* Data entries *
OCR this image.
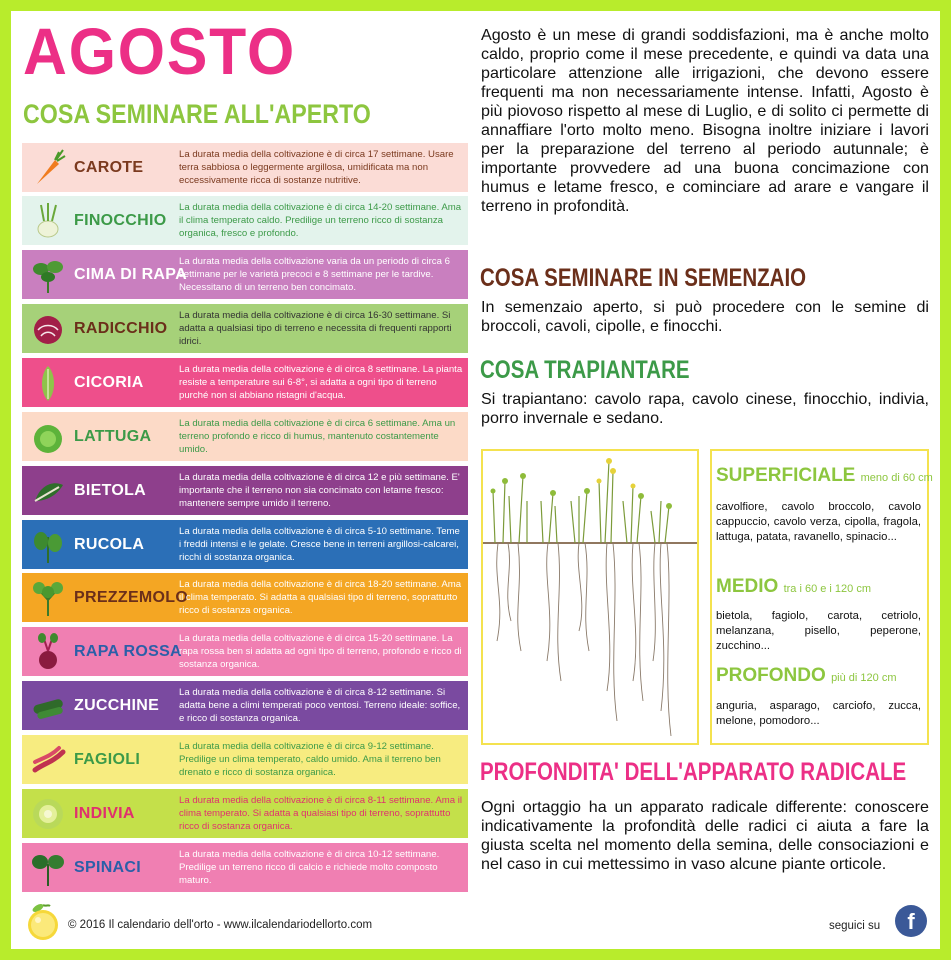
AGOSTO
COSA SEMINARE ALL'APERTO
CAROTE
La durata media della coltivazione è di circa 17 settimane. Usare terra sabbiosa o leggermente argillosa, umidificata ma non eccessivamente ricca di sostanze nutritive.
FINOCCHIO
La durata media della coltivazione è di circa 14-20 settimane. Ama il clima temperato caldo. Predilige un terreno ricco di sostanza organica, fresco e profondo.
CIMA DI RAPA
La durata media della coltivazione varia da un periodo di circa 6 settimane per le varietà precoci e 8 settimane per le tardive. Necessitano di un terreno ben concimato.
RADICCHIO
La durata media della coltivazione è di circa 16-30 settimane. Si adatta a qualsiasi tipo di terreno e necessita di frequenti rapporti idrici.
CICORIA
La durata media della coltivazione è di circa 8 settimane. La pianta resiste a temperature sui 6-8°, si adatta a ogni tipo di terreno purché non si abbiano ristagni d'acqua.
LATTUGA
La durata media della coltivazione è di circa 6 settimane. Ama un terreno profondo e ricco di humus, mantenuto costantemente umido.
BIETOLA
La durata media della coltivazione è di circa 12 e più settimane. E' importante che il terreno non sia concimato con letame fresco: mantenere sempre umido il terreno.
RUCOLA
La durata media della coltivazione è di circa 5-10 settimane. Teme i freddi intensi e le gelate. Cresce bene in terreni argillosi-calcarei, ricchi di sostanza organica.
PREZZEMOLO
La durata media della coltivazione è di circa 18-20 settimane. Ama il clima temperato. Si adatta a qualsiasi tipo di terreno, soprattutto ricco di sostanza organica.
RAPA ROSSA
La durata media della coltivazione è di circa 15-20 settimane. La rapa rossa ben si adatta ad ogni tipo di terreno, profondo e ricco di sostanza organica.
ZUCCHINE
La durata media della coltivazione è di circa 8-12 settimane. Si adatta bene a climi temperati poco ventosi. Terreno ideale: soffice, e ricco di sostanza organica.
FAGIOLI
La durata media della coltivazione è di circa 9-12 settimane. Predilige un clima temperato, caldo umido. Ama il terreno ben drenato e ricco di sostanza organica.
INDIVIA
La durata media della coltivazione è di circa 8-11 settimane. Ama il clima temperato. Si adatta a qualsiasi tipo di terreno, soprattutto ricco di sostanza organica.
SPINACI
La durata media della coltivazione è di circa 10-12 settimane. Predilige un terreno ricco di calcio e richiede molto composto maturo.
© 2016 Il calendario dell'orto - www.ilcalendariodellorto.com
Agosto è un mese di grandi soddisfazioni, ma è anche molto caldo, proprio come il mese precedente, e quindi va data una particolare attenzione alle irrigazioni, che devono essere frequenti ma non necessariamente intense. Infatti, Agosto è più piovoso rispetto al mese di Luglio, e di solito ci permette di annaffiare l'orto molto meno. Bisogna inoltre iniziare i lavori per la preparazione del terreno al periodo autunnale; è importante provvedere ad una buona concimazione con humus e letame fresco, e cominciare ad arare e vangare il terreno in profondità.
COSA SEMINARE IN SEMENZAIO
In semenzaio aperto, si può procedere con le semine di broccoli, cavoli, cipolle, e finocchi.
COSA TRAPIANTARE
Si trapiantano: cavolo rapa, cavolo cinese, finocchio, indivia, porro invernale e sedano.
SUPERFICIALE meno di 60 cm
cavolfiore, cavolo broccolo, cavolo cappuccio, cavolo verza, cipolla, fragola, lattuga, patata, ravanello, spinacio...
MEDIO tra i 60 e i 120 cm
bietola, fagiolo, carota, cetriolo, melanzana, pisello, peperone, zucchino...
PROFONDO più di 120 cm
anguria, asparago, carciofo, zucca, melone, pomodoro...
PROFONDITA' DELL'APPARATO RADICALE
Ogni ortaggio ha un apparato radicale differente: conoscere indicativamente la profondità delle radici ci aiuta a fare la giusta scelta nel momento della semina, delle consociazioni e nel caso in cui mettessimo in vaso alcune piante orticole.
seguici su	f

* Short problem *
Copy the records exactly. Skip the pictures.

* Reply to the exercise *
OCR this image.
AGOSTO
COSA SEMINARE ALL'APERTO
CAROTE
La durata media della coltivazione è di circa 17 settimane. Usare terra sabbiosa o leggermente argillosa, umidificata ma non eccessivamente ricca di sostanze nutritive.
FINOCCHIO
La durata media della coltivazione è di circa 14-20 settimane. Ama il clima temperato caldo. Predilige un terreno ricco di sostanza organica, fresco e profondo.
CIMA DI RAPA
La durata media della coltivazione varia da un periodo di circa 6 settimane per le varietà precoci e 8 settimane per le tardive. Necessitano di un terreno ben concimato.
RADICCHIO
La durata media della coltivazione è di circa 16-30 settimane. Si adatta a qualsiasi tipo di terreno e necessita di frequenti rapporti idrici.
CICORIA
La durata media della coltivazione è di circa 8 settimane. La pianta resiste a temperature sui 6-8°, si adatta a ogni tipo di terreno purché non si abbiano ristagni d'acqua.
LATTUGA
La durata media della coltivazione è di circa 6 settimane. Ama un terreno profondo e ricco di humus, mantenuto costantemente umido.
BIETOLA
La durata media della coltivazione è di circa 12 e più settimane. E' importante che il terreno non sia concimato con letame fresco: mantenere sempre umido il terreno.
RUCOLA
La durata media della coltivazione è di circa 5-10 settimane. Teme i freddi intensi e le gelate. Cresce bene in terreni argillosi-calcarei, ricchi di sostanza organica.
PREZZEMOLO
La durata media della coltivazione è di circa 18-20 settimane. Ama il clima temperato. Si adatta a qualsiasi tipo di terreno, soprattutto ricco di sostanza organica.
RAPA ROSSA
La durata media della coltivazione è di circa 15-20 settimane. La rapa rossa ben si adatta ad ogni tipo di terreno, profondo e ricco di sostanza organica.
ZUCCHINE
La durata media della coltivazione è di circa 8-12 settimane. Si adatta bene a climi temperati poco ventosi. Terreno ideale: soffice, e ricco di sostanza organica.
FAGIOLI
La durata media della coltivazione è di circa 9-12 settimane. Predilige un clima temperato, caldo umido. Ama il terreno ben drenato e ricco di sostanza organica.
INDIVIA
La durata media della coltivazione è di circa 8-11 settimane. Ama il clima temperato. Si adatta a qualsiasi tipo di terreno, soprattutto ricco di sostanza organica.
SPINACI
La durata media della coltivazione è di circa 10-12 settimane. Predilige un terreno ricco di calcio e richiede molto composto maturo.
© 2016 Il calendario dell'orto - www.ilcalendariodellorto.com
Agosto è un mese di grandi soddisfazioni, ma è anche molto caldo, proprio come il mese precedente, e quindi va data una particolare attenzione alle irrigazioni, che devono essere frequenti ma non necessariamente intense. Infatti, Agosto è più piovoso rispetto al mese di Luglio, e di solito ci permette di annaffiare l'orto molto meno. Bisogna inoltre iniziare i lavori per la preparazione del terreno al periodo autunnale; è importante provvedere ad una buona concimazione con humus e letame fresco, e cominciare ad arare e vangare il terreno in profondità.
COSA SEMINARE IN SEMENZAIO
In semenzaio aperto, si può procedere con le semine di broccoli, cavoli, cipolle, e finocchi.
COSA TRAPIANTARE
Si trapiantano: cavolo rapa, cavolo cinese, finocchio, indivia, porro invernale e sedano.
SUPERFICIALE meno di 60 cm
cavolfiore, cavolo broccolo, cavolo cappuccio, cavolo verza, cipolla, fragola, lattuga, patata, ravanello, spinacio...
MEDIO tra i 60 e i 120 cm
bietola, fagiolo, carota, cetriolo, melanzana, pisello, peperone, zucchino...
PROFONDO più di 120 cm
anguria, asparago, carciofo, zucca, melone, pomodoro...
PROFONDITA' DELL'APPARATO RADICALE
Ogni ortaggio ha un apparato radicale differente: conoscere indicativamente la profondità delle radici ci aiuta a fare la giusta scelta nel momento della semina, delle consociazioni e nel caso in cui mettessimo in vaso alcune piante orticole.
seguici su	f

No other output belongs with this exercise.